### To be done
Look through the data below. Pick out the lines holding the string "Ions".

### Record extracts
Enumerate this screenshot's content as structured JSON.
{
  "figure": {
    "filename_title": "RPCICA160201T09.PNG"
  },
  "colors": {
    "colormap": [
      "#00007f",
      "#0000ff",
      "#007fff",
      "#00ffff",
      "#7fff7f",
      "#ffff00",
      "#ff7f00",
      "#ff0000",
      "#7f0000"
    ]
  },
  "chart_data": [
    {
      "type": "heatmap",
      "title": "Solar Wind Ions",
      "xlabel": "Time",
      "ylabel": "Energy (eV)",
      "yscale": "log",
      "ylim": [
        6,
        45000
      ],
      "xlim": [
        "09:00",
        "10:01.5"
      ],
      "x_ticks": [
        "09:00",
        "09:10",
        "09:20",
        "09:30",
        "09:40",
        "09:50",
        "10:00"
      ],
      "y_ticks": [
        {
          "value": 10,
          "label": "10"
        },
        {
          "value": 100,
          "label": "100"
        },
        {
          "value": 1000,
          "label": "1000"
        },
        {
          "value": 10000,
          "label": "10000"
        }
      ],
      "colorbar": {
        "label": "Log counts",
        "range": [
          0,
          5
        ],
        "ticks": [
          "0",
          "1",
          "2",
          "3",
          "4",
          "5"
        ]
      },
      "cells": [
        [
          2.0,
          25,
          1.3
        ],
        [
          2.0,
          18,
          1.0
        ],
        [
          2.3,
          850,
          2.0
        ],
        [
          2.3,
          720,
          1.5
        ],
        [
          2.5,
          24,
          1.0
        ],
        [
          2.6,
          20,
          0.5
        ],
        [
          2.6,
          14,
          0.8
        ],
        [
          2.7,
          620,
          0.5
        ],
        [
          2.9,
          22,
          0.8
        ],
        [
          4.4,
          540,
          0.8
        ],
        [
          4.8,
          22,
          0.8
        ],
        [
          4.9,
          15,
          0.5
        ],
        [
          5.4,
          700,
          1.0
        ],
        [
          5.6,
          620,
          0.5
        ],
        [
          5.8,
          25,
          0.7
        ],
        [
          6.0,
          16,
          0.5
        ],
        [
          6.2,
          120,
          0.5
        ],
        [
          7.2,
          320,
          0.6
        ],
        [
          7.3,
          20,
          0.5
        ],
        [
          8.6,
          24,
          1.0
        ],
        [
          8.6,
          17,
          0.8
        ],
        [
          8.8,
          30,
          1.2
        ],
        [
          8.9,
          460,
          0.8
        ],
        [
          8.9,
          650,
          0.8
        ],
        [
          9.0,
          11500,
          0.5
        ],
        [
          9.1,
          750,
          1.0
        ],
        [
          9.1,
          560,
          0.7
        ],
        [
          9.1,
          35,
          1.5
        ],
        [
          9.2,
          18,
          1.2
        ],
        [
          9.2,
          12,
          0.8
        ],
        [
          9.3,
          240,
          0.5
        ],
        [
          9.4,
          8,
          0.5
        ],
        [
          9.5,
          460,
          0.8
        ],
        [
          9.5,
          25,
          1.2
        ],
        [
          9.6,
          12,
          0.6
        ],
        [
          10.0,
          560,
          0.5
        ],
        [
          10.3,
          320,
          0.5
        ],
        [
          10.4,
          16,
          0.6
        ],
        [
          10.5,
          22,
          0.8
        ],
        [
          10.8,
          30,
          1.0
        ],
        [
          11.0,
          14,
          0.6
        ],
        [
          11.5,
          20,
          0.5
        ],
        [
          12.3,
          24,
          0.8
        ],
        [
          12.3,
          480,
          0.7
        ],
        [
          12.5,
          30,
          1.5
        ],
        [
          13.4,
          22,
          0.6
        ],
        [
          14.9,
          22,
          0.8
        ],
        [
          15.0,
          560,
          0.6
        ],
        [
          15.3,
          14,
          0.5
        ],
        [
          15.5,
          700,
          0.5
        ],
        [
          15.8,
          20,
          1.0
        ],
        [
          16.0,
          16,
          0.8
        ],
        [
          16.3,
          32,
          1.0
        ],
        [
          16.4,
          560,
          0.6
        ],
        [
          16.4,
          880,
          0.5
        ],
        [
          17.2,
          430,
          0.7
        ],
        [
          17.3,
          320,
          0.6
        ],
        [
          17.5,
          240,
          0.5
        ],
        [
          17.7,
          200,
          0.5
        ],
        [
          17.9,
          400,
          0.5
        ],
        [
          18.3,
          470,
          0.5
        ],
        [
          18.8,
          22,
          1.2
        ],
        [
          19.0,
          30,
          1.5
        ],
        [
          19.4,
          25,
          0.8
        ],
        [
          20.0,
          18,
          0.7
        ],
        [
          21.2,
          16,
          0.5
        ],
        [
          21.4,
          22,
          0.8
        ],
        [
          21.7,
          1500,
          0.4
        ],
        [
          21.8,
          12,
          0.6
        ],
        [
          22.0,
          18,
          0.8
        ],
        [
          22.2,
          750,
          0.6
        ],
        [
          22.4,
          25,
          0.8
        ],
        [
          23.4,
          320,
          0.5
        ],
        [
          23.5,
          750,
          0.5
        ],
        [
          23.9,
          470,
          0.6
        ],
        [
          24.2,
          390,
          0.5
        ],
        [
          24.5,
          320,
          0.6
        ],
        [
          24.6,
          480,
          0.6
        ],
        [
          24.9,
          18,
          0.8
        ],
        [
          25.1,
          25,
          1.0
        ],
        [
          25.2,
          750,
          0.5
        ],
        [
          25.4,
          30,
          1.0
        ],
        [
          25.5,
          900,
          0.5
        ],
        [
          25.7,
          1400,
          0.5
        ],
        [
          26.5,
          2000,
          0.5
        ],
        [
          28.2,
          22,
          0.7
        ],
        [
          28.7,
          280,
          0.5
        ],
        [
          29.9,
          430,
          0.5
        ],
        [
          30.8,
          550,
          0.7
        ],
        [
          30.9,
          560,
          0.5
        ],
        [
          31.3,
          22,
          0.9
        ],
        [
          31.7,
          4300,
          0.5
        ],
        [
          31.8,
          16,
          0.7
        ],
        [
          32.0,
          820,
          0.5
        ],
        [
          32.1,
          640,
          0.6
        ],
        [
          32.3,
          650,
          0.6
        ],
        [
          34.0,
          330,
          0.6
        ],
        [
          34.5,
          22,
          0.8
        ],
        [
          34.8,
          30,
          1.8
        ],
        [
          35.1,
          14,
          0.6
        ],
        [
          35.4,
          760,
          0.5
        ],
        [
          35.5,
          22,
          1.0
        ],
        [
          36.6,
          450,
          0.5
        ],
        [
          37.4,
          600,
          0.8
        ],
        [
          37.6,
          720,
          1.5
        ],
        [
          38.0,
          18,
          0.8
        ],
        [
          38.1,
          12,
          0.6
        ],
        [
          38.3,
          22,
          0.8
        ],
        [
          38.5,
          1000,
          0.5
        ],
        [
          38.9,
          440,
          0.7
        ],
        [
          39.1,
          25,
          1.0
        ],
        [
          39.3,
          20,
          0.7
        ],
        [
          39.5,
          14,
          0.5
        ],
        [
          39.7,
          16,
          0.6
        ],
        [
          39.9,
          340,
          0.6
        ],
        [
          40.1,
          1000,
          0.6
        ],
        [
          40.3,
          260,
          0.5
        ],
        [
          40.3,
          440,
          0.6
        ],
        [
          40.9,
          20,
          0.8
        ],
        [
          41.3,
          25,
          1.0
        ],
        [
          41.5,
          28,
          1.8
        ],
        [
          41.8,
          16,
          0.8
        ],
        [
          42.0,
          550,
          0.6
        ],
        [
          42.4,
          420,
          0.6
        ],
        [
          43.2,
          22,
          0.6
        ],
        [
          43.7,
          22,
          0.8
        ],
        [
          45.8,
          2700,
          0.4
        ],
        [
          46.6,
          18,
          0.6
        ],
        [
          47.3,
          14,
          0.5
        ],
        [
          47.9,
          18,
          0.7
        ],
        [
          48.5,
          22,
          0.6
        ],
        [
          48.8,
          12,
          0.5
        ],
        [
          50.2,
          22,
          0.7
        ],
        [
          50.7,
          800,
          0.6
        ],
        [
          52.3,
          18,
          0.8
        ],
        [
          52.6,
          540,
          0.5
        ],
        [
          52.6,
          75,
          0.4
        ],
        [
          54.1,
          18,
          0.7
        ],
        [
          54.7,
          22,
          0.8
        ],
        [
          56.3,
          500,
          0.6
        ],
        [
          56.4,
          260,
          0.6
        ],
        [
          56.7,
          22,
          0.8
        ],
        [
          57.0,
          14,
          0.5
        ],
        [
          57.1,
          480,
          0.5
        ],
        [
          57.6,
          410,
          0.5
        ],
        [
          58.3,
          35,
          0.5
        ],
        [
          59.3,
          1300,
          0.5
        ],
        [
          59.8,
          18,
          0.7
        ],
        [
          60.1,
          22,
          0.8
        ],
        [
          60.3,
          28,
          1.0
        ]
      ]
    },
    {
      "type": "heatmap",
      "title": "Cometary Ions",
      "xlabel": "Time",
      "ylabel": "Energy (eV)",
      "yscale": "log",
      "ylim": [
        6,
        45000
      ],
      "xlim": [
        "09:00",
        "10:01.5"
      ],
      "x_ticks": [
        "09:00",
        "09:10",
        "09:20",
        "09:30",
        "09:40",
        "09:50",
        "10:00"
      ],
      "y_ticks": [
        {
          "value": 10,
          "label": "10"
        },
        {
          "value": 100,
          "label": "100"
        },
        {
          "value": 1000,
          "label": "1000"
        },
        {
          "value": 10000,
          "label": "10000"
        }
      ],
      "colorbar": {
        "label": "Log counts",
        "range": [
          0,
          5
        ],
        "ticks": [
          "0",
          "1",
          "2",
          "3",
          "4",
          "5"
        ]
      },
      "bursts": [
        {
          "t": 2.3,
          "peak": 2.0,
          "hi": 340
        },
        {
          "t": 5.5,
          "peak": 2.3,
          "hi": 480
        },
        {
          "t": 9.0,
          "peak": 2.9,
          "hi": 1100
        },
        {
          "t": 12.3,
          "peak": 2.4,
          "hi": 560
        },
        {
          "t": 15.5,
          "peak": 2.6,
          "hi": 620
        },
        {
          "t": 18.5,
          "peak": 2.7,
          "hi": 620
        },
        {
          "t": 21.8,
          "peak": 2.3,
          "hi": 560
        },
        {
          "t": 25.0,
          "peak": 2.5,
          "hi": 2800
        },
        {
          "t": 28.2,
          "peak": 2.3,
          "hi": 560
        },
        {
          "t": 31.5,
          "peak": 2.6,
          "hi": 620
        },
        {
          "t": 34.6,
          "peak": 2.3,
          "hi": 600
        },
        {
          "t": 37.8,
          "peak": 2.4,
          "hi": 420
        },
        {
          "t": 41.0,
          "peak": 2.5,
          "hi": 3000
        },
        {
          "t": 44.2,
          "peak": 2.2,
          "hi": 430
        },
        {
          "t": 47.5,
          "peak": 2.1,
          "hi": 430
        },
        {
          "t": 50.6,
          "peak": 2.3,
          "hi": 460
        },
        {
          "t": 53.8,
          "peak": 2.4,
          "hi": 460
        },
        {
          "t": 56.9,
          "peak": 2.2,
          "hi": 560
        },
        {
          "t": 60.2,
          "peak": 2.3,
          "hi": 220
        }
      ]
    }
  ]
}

### Written response
      "title": "Solar Wind Ions",
      "title": "Cometary Ions",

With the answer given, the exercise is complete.